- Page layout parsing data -
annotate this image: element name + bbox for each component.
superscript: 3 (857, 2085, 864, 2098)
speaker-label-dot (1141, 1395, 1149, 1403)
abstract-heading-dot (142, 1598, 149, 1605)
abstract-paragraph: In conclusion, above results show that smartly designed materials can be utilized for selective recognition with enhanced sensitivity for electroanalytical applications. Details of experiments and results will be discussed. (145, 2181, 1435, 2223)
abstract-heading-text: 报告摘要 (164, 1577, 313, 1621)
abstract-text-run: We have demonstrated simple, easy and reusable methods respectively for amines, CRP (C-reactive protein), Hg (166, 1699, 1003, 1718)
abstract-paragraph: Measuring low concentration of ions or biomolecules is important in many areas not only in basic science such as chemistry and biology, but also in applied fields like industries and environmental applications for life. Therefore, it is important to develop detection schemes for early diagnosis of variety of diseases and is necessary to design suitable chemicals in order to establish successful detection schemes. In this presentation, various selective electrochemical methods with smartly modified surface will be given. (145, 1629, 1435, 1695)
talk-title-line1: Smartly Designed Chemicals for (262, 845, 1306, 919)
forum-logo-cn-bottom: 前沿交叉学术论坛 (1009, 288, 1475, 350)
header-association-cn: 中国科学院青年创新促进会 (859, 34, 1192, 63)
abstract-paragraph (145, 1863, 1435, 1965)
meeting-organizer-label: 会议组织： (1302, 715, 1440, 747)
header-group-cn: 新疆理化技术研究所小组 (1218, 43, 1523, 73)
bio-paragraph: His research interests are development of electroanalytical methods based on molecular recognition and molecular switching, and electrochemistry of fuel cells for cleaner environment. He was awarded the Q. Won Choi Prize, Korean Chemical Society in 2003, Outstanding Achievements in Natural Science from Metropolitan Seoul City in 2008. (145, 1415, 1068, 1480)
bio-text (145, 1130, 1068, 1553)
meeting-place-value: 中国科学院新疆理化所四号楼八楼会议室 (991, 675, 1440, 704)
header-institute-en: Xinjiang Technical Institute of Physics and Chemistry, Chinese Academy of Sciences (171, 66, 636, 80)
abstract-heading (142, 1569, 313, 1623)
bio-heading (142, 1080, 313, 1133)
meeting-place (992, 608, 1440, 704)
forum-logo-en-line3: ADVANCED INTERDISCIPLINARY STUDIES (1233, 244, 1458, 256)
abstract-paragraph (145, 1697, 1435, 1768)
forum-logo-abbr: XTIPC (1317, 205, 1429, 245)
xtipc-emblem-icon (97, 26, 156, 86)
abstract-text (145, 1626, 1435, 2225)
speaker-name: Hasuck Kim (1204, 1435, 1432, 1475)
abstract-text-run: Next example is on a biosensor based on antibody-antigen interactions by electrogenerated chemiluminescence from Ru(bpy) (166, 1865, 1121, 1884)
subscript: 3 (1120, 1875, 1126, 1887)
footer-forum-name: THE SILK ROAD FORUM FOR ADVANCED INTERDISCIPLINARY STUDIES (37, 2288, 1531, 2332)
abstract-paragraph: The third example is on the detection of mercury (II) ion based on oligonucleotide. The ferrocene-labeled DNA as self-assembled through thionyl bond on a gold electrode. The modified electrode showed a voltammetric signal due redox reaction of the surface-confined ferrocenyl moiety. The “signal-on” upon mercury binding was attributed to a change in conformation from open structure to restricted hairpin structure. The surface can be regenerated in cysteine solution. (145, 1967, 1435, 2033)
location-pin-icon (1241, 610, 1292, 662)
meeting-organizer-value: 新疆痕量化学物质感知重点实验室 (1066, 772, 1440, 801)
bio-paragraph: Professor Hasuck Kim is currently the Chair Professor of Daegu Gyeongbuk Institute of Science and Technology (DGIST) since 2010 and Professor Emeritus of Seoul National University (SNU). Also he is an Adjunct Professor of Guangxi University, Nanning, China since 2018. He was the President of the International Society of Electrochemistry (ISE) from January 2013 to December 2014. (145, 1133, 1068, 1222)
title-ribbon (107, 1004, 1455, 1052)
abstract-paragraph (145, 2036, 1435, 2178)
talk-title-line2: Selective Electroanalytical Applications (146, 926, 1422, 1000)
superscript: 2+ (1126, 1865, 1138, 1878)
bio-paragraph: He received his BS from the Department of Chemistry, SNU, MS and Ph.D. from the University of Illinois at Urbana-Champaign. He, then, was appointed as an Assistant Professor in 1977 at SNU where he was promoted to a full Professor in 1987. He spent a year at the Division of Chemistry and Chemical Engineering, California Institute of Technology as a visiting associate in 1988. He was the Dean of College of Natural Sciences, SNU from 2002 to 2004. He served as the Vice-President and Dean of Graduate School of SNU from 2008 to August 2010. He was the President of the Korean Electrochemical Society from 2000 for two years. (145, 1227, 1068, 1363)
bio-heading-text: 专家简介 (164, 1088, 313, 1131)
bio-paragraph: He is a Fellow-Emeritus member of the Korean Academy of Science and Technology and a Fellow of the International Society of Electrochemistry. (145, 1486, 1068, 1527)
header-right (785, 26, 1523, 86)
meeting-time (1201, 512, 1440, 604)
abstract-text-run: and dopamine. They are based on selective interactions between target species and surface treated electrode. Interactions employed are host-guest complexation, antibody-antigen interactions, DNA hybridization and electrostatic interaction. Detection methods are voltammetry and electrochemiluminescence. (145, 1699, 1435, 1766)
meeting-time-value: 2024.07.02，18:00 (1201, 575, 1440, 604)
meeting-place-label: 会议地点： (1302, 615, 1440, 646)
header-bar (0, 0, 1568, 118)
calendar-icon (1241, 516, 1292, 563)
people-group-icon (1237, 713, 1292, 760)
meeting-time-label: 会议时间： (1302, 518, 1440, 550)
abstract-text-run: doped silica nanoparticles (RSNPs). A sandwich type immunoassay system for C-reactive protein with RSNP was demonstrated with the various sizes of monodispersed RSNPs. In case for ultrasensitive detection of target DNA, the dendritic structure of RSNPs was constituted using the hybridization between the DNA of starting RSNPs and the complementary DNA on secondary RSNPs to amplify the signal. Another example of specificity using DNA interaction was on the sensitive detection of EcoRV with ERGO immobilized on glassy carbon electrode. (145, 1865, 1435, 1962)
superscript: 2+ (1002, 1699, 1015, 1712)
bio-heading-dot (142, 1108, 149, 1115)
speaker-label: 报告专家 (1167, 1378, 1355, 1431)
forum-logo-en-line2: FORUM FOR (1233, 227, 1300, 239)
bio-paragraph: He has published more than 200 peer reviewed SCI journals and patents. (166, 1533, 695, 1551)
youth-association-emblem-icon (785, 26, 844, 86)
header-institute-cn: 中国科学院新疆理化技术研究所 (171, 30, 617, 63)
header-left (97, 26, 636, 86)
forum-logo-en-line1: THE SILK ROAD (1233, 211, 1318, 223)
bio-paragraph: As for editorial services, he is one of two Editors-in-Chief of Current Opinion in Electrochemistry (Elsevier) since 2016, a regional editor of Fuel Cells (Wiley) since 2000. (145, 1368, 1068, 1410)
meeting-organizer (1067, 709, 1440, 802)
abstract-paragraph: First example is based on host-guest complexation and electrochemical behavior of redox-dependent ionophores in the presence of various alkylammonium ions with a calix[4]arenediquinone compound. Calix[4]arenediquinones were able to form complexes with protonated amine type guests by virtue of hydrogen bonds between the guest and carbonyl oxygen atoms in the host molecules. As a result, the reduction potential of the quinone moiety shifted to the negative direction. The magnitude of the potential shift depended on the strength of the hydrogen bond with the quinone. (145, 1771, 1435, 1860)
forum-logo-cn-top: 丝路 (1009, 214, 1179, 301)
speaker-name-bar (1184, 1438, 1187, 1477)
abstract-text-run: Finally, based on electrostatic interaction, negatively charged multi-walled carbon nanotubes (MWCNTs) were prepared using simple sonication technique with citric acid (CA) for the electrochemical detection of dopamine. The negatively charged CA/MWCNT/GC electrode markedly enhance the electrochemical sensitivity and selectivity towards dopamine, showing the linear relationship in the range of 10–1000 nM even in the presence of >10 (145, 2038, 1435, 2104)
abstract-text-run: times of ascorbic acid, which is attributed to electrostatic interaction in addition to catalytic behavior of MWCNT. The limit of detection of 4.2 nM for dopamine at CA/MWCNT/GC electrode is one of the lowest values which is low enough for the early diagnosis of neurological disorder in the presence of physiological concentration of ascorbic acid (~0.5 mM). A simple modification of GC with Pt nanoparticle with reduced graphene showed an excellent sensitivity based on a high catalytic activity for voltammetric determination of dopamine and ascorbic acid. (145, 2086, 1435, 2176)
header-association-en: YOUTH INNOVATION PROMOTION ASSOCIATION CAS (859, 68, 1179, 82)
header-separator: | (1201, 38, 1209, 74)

- PROBLEM DESCRIPTION -
Return only the number of lines in the data above that hold the word "ADVANCED".

- EXPECTED ANSWER -
2